- **SELECTION**
......
REST Full API

In this blog, I’ll share what I’ve learned about RESTful API as well as what I’ve learned from my own personal experience.

RESTful web services are intended for use on the internet. REST is an architectural style that sets limitations, such as a uniform interface, that when applied to a web service result in desired properties like performance, scalability, and modifiability, allowing services to run efficiently on the Web. Because data and functionality are available via Uniform Resource Identifiers (URIs), which are frequently Web links, they are considered resources in the REST architectural style. To act on the resources, a series of simple, well-defined operations can be used. The REST architectural style is used to create a client/server architecture that uses a stateless communication protocol like HTTP. In the REST architectural approach, clients and servers exchange resource representations via a standardized interface and protocol.

A web service is a well-defined method of linking web-based applications over the internet using open standards like SOAP, WSDL, and UDDI. Web services allow data to be exchanged or communicated between software applications written in a variety of programming languages and running on multiple platforms.

Web services that use the REST architectural style are known as RESTful Web Services. These web services use HTTP methods to implement the REST concept (POST, GET, PUT, DELETE, OPTIONS). It gives resources a URI (Uniform Resource Identifier) and other resource forms including XML, text, and JSON.

HTTP Methods

The following are the HTTP methods that are typically used in REST-based architecture,

• GET - It provides a read only access to a resource
• PUT - It creates a new resource or update/replace an existing resource
• POST - It updates an existing resource or create a new resource
• DELETE - It delete the resources
• HEAD - It gets the response status and HTTP header information without message body
• OPTIONS - It gets the supported operations on a resource
• PATCH - Update the Resources

RESTful Services Constraints

The six architectural constraints of REST APIs

1. Client-server architecture
2. Stateless
3. Uniform Interface
4. Layered system
5. Cacheable
6. Code on Demand

Client-server architecture - the purpose of an API is to connect two pieces of software without limiting their capabilities. One of REST’s main constraints is that the client (which makes requests) and the server (which responds) must remain separate and autonomous. The client and server can upgrade and evolve in opposite directions without affecting the data interchange quality. This is especially significant in situations where a server must serve many diverse clients. Consider weather APIs: they must convey data from a single database to many distinct clients (all types of mobile devices are ideal examples).

Uniform Interface - The four operations needed to create, read, update, and delete resources are PUT, GET, POST, and DELETE. PUT creates a new resource, which may then be deleted with DELETE. The GET function retrieves a resource’s status in some form. POST changes a resource’s state. See Responding to HTTP Methods and Requests for more information.
......
- **ROWS**
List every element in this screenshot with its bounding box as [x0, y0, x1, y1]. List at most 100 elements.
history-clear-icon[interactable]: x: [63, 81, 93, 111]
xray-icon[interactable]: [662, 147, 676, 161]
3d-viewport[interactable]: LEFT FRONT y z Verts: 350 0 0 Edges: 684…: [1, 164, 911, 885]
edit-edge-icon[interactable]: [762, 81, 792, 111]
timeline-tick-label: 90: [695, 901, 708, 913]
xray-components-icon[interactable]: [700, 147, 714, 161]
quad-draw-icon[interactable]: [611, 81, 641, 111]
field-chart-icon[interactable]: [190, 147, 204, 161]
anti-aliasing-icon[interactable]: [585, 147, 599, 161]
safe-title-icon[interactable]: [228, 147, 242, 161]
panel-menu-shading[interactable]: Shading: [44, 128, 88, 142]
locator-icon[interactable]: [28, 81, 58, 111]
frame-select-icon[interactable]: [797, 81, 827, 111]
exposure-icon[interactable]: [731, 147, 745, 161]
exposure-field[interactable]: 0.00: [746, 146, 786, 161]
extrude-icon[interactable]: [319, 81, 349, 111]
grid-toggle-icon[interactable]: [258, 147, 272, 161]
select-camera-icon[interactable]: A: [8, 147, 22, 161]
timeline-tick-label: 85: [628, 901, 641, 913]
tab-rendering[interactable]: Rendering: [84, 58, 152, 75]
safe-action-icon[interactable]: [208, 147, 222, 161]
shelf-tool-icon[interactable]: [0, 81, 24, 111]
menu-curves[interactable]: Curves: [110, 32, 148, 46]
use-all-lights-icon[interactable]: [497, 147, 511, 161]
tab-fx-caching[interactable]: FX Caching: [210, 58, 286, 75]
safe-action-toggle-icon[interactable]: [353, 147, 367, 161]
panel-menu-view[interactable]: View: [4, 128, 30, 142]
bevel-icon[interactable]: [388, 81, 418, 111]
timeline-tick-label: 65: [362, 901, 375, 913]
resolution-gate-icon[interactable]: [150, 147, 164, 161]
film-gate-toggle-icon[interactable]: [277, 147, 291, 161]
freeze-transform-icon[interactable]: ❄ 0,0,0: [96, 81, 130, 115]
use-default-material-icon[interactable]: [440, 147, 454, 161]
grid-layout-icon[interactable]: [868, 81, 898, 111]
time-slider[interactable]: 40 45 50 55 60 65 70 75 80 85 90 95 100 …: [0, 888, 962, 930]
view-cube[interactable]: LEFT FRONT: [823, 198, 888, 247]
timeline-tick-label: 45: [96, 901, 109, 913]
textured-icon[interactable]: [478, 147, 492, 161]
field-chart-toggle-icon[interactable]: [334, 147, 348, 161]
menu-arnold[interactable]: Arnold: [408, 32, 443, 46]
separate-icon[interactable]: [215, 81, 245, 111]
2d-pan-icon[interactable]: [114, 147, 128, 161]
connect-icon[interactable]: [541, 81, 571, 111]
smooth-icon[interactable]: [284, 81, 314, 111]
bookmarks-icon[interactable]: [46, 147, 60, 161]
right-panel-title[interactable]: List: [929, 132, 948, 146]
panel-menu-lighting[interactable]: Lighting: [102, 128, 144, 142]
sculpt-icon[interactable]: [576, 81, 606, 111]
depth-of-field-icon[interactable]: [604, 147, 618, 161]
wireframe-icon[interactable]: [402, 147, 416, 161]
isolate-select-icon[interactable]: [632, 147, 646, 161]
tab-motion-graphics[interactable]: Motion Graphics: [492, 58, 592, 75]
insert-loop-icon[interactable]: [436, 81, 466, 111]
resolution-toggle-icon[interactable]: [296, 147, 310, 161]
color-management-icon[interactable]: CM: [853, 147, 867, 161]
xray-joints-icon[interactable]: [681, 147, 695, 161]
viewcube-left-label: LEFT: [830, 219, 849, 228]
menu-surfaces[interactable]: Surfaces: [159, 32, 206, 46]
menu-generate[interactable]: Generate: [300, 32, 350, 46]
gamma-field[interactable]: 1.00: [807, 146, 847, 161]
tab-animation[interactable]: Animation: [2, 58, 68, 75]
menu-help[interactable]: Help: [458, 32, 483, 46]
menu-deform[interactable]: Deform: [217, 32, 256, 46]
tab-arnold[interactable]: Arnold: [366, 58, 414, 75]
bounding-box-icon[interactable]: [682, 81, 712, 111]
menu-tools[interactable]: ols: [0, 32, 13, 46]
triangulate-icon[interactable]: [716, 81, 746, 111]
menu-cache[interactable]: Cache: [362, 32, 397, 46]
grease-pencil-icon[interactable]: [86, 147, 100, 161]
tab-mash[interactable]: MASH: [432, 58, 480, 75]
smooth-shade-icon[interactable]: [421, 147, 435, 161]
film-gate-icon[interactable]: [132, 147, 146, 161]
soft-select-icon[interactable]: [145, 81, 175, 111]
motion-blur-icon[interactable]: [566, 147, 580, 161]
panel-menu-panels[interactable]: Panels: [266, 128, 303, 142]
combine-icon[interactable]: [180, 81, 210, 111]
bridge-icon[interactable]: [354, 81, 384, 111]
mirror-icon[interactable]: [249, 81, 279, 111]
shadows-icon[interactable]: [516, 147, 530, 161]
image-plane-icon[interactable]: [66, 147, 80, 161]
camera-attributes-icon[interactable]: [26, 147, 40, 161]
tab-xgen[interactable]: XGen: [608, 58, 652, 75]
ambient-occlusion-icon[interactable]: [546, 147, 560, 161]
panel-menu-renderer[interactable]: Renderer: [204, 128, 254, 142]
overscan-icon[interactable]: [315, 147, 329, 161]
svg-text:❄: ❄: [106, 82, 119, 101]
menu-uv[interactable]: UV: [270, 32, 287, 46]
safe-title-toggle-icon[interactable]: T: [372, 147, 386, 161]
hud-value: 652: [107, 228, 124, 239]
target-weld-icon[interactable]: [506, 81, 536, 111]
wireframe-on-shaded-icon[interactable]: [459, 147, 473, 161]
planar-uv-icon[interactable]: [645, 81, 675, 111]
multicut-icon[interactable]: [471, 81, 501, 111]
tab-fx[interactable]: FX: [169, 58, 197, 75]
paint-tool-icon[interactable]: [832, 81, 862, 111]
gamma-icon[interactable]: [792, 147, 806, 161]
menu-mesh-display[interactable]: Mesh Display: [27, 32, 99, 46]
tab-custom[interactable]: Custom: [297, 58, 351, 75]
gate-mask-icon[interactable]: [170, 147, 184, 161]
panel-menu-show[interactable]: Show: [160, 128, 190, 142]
......
- **TASK INSTRUCTIONS**
Extract the passage of the RESTful API post between "The six architectural" and "are ideal examples).", inclusive, copying it without any change.

- **OUTPUT FOR THIS TASK**
The six architectural constraints of REST APIs

1. Client-server architecture
2. Stateless
3. Uniform Interface
4. Layered system
5. Cacheable
6. Code on Demand

Client-server architecture - the purpose of an API is to connect two pieces of software without limiting their capabilities. One of REST’s main constraints is that the client (which makes requests) and the server (which responds) must remain separate and autonomous. The client and server can upgrade and evolve in opposite directions without affecting the data interchange quality. This is especially significant in situations where a server must serve many diverse clients. Consider weather APIs: they must convey data from a single database to many distinct clients (all types of mobile devices are ideal examples).